#### [Instruction]
Extract every line of the material below and reproduce each one character for character.

#### [Layout element entries]
☆ ☆ ☆ ☆

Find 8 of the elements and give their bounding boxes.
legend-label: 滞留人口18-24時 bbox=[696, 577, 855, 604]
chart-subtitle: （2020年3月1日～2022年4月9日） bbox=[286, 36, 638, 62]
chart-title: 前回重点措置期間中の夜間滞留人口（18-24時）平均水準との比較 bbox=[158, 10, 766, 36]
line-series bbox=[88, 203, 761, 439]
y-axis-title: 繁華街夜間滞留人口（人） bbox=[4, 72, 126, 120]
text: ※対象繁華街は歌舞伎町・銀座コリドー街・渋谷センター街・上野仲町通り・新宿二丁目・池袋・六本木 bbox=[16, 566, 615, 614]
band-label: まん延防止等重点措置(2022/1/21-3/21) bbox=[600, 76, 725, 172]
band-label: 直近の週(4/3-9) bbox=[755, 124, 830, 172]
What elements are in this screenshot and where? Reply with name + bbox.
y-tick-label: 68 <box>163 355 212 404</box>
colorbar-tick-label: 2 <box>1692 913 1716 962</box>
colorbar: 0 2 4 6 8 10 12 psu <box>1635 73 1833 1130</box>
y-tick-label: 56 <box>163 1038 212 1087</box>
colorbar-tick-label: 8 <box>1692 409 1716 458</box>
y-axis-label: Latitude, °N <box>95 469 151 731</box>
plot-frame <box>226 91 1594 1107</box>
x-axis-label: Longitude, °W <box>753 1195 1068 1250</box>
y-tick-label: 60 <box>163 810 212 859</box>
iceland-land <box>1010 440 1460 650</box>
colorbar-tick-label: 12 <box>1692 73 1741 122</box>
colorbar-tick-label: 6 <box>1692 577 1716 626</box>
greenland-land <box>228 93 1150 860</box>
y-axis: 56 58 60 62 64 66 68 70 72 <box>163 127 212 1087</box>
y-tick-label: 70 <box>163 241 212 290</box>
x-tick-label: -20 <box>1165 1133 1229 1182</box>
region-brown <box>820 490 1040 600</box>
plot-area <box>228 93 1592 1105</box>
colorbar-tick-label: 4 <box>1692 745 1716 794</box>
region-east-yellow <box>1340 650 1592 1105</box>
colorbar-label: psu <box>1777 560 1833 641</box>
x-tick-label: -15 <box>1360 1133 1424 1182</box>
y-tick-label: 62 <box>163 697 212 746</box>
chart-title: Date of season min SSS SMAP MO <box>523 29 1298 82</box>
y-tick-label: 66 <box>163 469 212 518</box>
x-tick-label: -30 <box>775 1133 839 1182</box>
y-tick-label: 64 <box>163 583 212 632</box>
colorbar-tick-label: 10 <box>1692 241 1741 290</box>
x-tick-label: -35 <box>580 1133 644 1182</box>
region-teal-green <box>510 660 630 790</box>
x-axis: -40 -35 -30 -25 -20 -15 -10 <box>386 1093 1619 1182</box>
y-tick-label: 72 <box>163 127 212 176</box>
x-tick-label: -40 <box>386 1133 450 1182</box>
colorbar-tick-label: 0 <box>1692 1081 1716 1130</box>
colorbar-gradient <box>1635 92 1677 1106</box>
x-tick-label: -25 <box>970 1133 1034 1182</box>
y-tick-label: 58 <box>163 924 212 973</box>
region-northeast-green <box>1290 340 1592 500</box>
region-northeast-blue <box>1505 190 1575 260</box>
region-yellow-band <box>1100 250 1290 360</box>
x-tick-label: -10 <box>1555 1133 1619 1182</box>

☆ ☆ ☆ ☆

#### [Response to the task]
Find 8 of the elements and give their bounding boxes.
legend-label: 滞留人口18-24時 bbox=[696, 577, 855, 604]
chart-subtitle: （2020年3月1日～2022年4月9日） bbox=[286, 36, 638, 62]
chart-title: 前回重点措置期間中の夜間滞留人口（18-24時）平均水準との比較 bbox=[158, 10, 766, 36]
line-series bbox=[88, 203, 761, 439]
y-axis-title: 繁華街夜間滞留人口（人） bbox=[4, 72, 126, 120]
text: ※対象繁華街は歌舞伎町・銀座コリドー街・渋谷センター街・上野仲町通り・新宿二丁目・池袋・六本木 bbox=[16, 566, 615, 614]
band-label: まん延防止等重点措置(2022/1/21-3/21) bbox=[600, 76, 725, 172]
band-label: 直近の週(4/3-9) bbox=[755, 124, 830, 172]
What elements are in this screenshot and where? Reply with name + bbox.
y-tick-label: 68 <box>163 355 212 404</box>
colorbar-tick-label: 2 <box>1692 913 1716 962</box>
colorbar: 0 2 4 6 8 10 12 psu <box>1635 73 1833 1130</box>
y-tick-label: 56 <box>163 1038 212 1087</box>
colorbar-tick-label: 8 <box>1692 409 1716 458</box>
y-axis-label: Latitude, °N <box>95 469 151 731</box>
plot-frame <box>226 91 1594 1107</box>
x-axis-label: Longitude, °W <box>753 1195 1068 1250</box>
y-tick-label: 60 <box>163 810 212 859</box>
iceland-land <box>1010 440 1460 650</box>
colorbar-tick-label: 12 <box>1692 73 1741 122</box>
colorbar-tick-label: 6 <box>1692 577 1716 626</box>
greenland-land <box>228 93 1150 860</box>
y-axis: 56 58 60 62 64 66 68 70 72 <box>163 127 212 1087</box>
y-tick-label: 70 <box>163 241 212 290</box>
x-tick-label: -20 <box>1165 1133 1229 1182</box>
region-brown <box>820 490 1040 600</box>
plot-area <box>228 93 1592 1105</box>
colorbar-tick-label: 4 <box>1692 745 1716 794</box>
region-east-yellow <box>1340 650 1592 1105</box>
colorbar-label: psu <box>1777 560 1833 641</box>
x-tick-label: -15 <box>1360 1133 1424 1182</box>
y-tick-label: 62 <box>163 697 212 746</box>
chart-title: Date of season min SSS SMAP MO <box>523 29 1298 82</box>
y-tick-label: 66 <box>163 469 212 518</box>
x-tick-label: -30 <box>775 1133 839 1182</box>
y-tick-label: 64 <box>163 583 212 632</box>
colorbar-tick-label: 10 <box>1692 241 1741 290</box>
x-tick-label: -35 <box>580 1133 644 1182</box>
region-teal-green <box>510 660 630 790</box>
x-axis: -40 -35 -30 -25 -20 -15 -10 <box>386 1093 1619 1182</box>
y-tick-label: 72 <box>163 127 212 176</box>
x-tick-label: -40 <box>386 1133 450 1182</box>
colorbar-tick-label: 0 <box>1692 1081 1716 1130</box>
colorbar-gradient <box>1635 92 1677 1106</box>
x-tick-label: -25 <box>970 1133 1034 1182</box>
y-tick-label: 58 <box>163 924 212 973</box>
region-northeast-green <box>1290 340 1592 500</box>
region-northeast-blue <box>1505 190 1575 260</box>
region-yellow-band <box>1100 250 1290 360</box>
x-tick-label: -10 <box>1555 1133 1619 1182</box>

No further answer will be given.